### GIVEN REQUEST
Repeat, exactly and only, the lines from the one containing "Convert this document image to plain text." to the last line, inclusive; do not repeat the pictures.

### EXTRACTED RECORDS
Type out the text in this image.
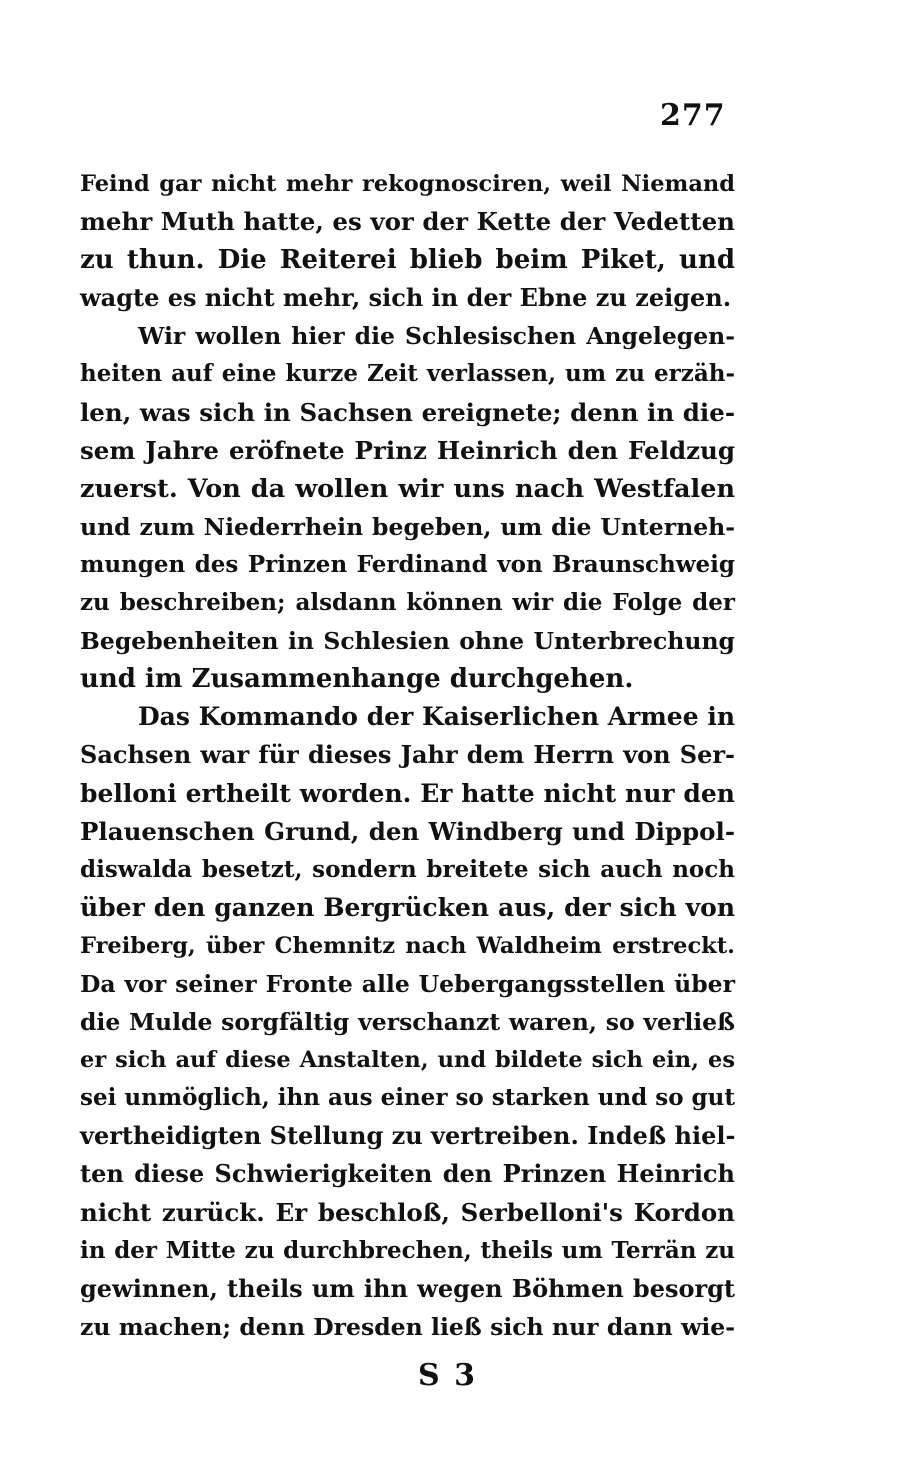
277
Feind gar nicht mehr rekognosciren, weil Niemand
mehr Muth hatte, es vor der Kette der Vedetten
zu thun. Die Reiterei blieb beim Piket, und
wagte es nicht mehr, sich in der Ebne zu zeigen.
Wir wollen hier die Schlesischen Angelegen-
heiten auf eine kurze Zeit verlassen, um zu erzäh-
len, was sich in Sachsen ereignete; denn in die-
sem Jahre eröfnete Prinz Heinrich den Feldzug
zuerst. Von da wollen wir uns nach Westfalen
und zum Niederrhein begeben, um die Unterneh-
mungen des Prinzen Ferdinand von Braunschweig
zu beschreiben; alsdann können wir die Folge der
Begebenheiten in Schlesien ohne Unterbrechung
und im Zusammenhange durchgehen.
Das Kommando der Kaiserlichen Armee in
Sachsen war für dieses Jahr dem Herrn von Ser-
belloni ertheilt worden. Er hatte nicht nur den
Plauenschen Grund, den Windberg und Dippol-
diswalda besetzt, sondern breitete sich auch noch
über den ganzen Bergrücken aus, der sich von
Freiberg, über Chemnitz nach Waldheim erstreckt.
Da vor seiner Fronte alle Uebergangsstellen über
die Mulde sorgfältig verschanzt waren, so verließ
er sich auf diese Anstalten, und bildete sich ein, es
sei unmöglich, ihn aus einer so starken und so gut
vertheidigten Stellung zu vertreiben. Indeß hiel-
ten diese Schwierigkeiten den Prinzen Heinrich
nicht zurück. Er beschloß, Serbelloni's Kordon
in der Mitte zu durchbrechen, theils um Terrän zu
gewinnen, theils um ihn wegen Böhmen besorgt
zu machen; denn Dresden ließ sich nur dann wie-
S 3
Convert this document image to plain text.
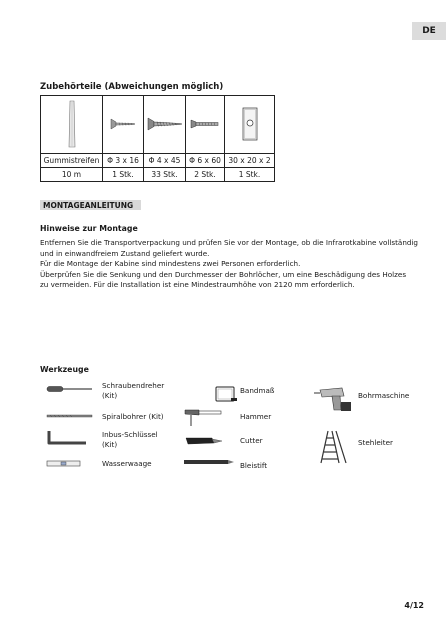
DE
Zubehörteile (Abweichungen möglich)

Gummistreifen	Φ 3 x 16	Φ 4 x 45	Φ 6 x 60	30 x 20 x 2
10 m	1 Stk.	33 Stk.	2 Stk.	1 Stk.
MONTAGEANLEITUNG
Hinweise zur Montage
Entfernen Sie die Transportverpackung und prüfen Sie vor der Montage, ob die Infrarotkabine vollständig
und in einwandfreiem Zustand geliefert wurde.
Für die Montage der Kabine sind mindestens zwei Personen erforderlich.
Überprüfen Sie die Senkung und den Durchmesser der Bohrlöcher, um eine Beschädigung des Holzes
zu vermeiden. Für die Installation ist eine Mindestraumhöhe von 2120 mm erforderlich.
Werkzeuge
Schraubendreher
(Kit)
Bandmaß
Bohrmaschine
Spiralbohrer (Kit)	Hammer
Inbus-Schlüssel
(Kit)	Cutter	Stehleiter
Wasserwaage	Bleistift
4/12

### REPLY
Convert this document image to plain text.
DE
Zubehörteile (Abweichungen möglich)

Gummistreifen	Φ 3 x 16	Φ 4 x 45	Φ 6 x 60	30 x 20 x 2
10 m	1 Stk.	33 Stk.	2 Stk.	1 Stk.
MONTAGEANLEITUNG
Hinweise zur Montage
Entfernen Sie die Transportverpackung und prüfen Sie vor der Montage, ob die Infrarotkabine vollständig
und in einwandfreiem Zustand geliefert wurde.
Für die Montage der Kabine sind mindestens zwei Personen erforderlich.
Überprüfen Sie die Senkung und den Durchmesser der Bohrlöcher, um eine Beschädigung des Holzes
zu vermeiden. Für die Installation ist eine Mindestraumhöhe von 2120 mm erforderlich.
Werkzeuge
Schraubendreher
(Kit)
Bandmaß
Bohrmaschine
Spiralbohrer (Kit)	Hammer
Inbus-Schlüssel
(Kit)	Cutter	Stehleiter
Wasserwaage	Bleistift
4/12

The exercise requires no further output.